## TEXT SHOWN
Ordinarily, this prospect would have struck me as singularly unappealing. But although station executives were undoubtedly bummed at the thought of having to fill time with self-produced freebies, I couldn't have been happier. Bring on the promos!, I thought. Screen one after the other! They can be serious efforts or humorous ones featuring on-screen talent cavorting behind the scenes: I don't care! Anything but another screed ripping the character of Marilyn Musgrave or Dave Thomas, or the supposed "one-man suing machine" backing failed Amendment 34. Anything!

I got my wish -- and more. Not only did I start seeing extra promos on 9News and other outlets, but I was also greeted by familiar faces I hadn't seen much of for months. Dealin' Doug. Big Mike Naughton. Jake Jabs. Leslie Fishbein of Kacey Fine Furniture. Bonnie Murray, the woman from the O'Meara Ford commercials, whose voice sounds like sandpaper being dragged across a fender. Even the Shagman. Admittedly, I'd never been a real aficionado of their work before then. It pains me to confess that whenever they'd pop up on my screen, I'd blast them into oblivion. Suddenly, though, I had a newfound appreciation for their oeuvres. Sure, their pitches can be irritating -- but the content is usually more concerned with the wonderful services they provide than how their competitors are "wrong for Colorado." In other words, they espouse a positive message, just like Pete Coors used to before he had a political agenda. Get back to pimping suds, Pete, and all will be forgiven.

## DATA EXCERPT

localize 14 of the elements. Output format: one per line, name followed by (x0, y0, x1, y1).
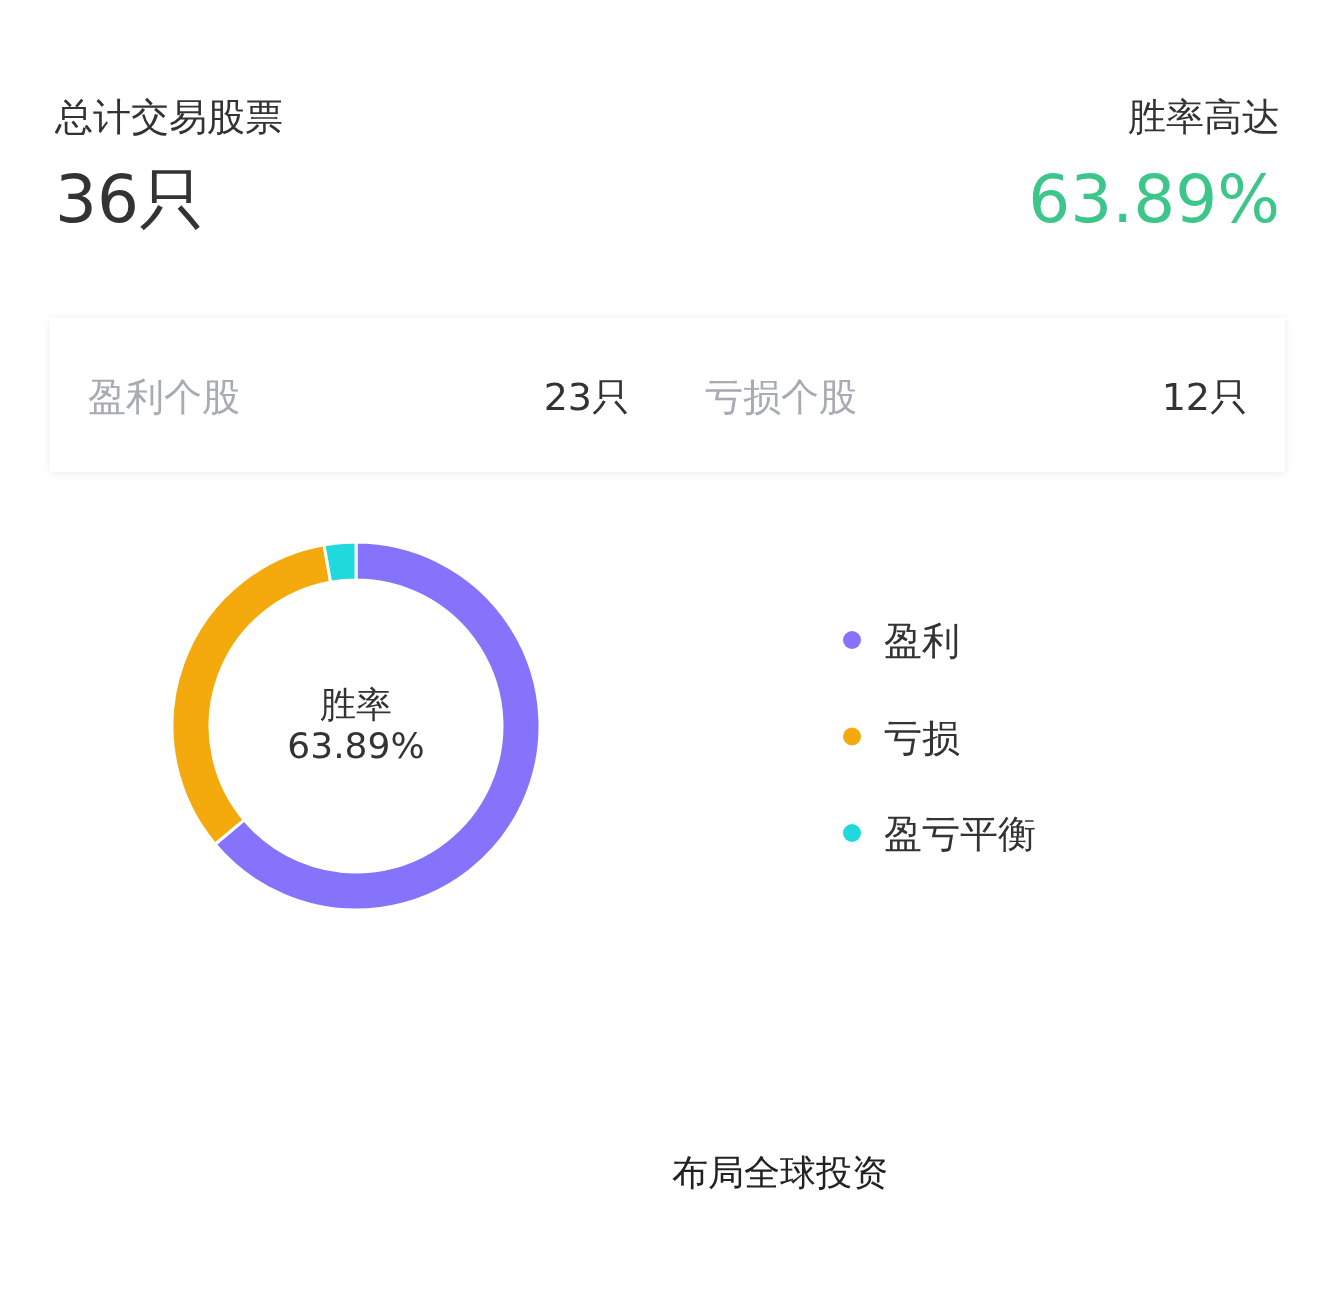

## TASKS TO COMPLETE
(a) Translate this sentence from the passage about Colorado TV commercials into Spanish: "Admittedly, I'd never been a real aficionado of their work before then."
(b) Resume the passage about Colorado TV commercials, picking up right after its final sentence.
The material has nothing to do with what is asked here.

## RESPONSES TO THE EXERCISE
(a) Hay que admitir que, hasta entonces, su trabajo nunca me había entusiasmado de verdad.

(b)
In the short run, the election's conclusion has improved my life immeasurably. For example, I no longer find my newspapers encased in "Pete Coors for Senate" bags, and neither am I subjected to rush-hour updates on KOA that end with the traffic reporter delivering slogans for campaigns that bought sponsorship time -- a practice that turns journalistic ethics on its head for a few extra bucks. Likewise, I'm relieved that the danger of hearing KHOW's Dan Caplis and Craig Silverman pretending to be George W. Bush and John Kerry has finally passed -- Ralph Nader's entire Colorado vote total can probably be traced to their November 1 mock debate -- and so has the motivation for Channel 4's Jim Benneman and Larry Green to transition into weather segments with banter along the lines of "I'd vote for this forecast." Finally, I'm thrilled that the most over-reported story of the year -- the theft of campaign signs from people's yards -- means about as much today as predictions that Bruce Springsteen could swing the election. Being the Boss ain't all it's cracked up to be.

This afterglow will wear off before long. Until then, I'm enjoying a post-election bounce.

The numbers game: Covering an election is a thankless task, in part because observers are constantly probing the media for evidence of prejudice. Overall, the Rocky Mountain News did a fine job tackling campaign 2004, but that didn't prevent critics from twice floating bias accusations leading up to the vote.

In late October, Gary Watson, the Denver Newspaper Guild's unit chair at the Rocky, circulated a note about Public Opinion Strategies, the polling organization used by the paper and its broadcasting partner, Channel 4. Specifically, Watson noted that POS's website, www.pos.org, identified it as "the largest Republican polling firm in the country." To Watson, this was particularly troubling given that the Rocky had urged employees not to make donations to political candidates to avoid the appearance of a conflict. Failing to identify POS's political affiliation in stories about polls, Watson stated, "is hypocritical and shows a lack of...good judgment."

Rocky editor/publisher/president John Temple responded to these charges with a brisk e-mail defending Lori Weigel, the POS representative with whom he'd contracted. After declaring that such accusations had never arisen in years when the paper had used canvassers Paul Talmey, Buie Seawell and Floyd Ciruli, all of whom have connections to the Democratic Party, Temple wrote, "Our condition for pollsters is that they not be working for a candidate or campaign in an election. That has not changed over the twelve years I've been here."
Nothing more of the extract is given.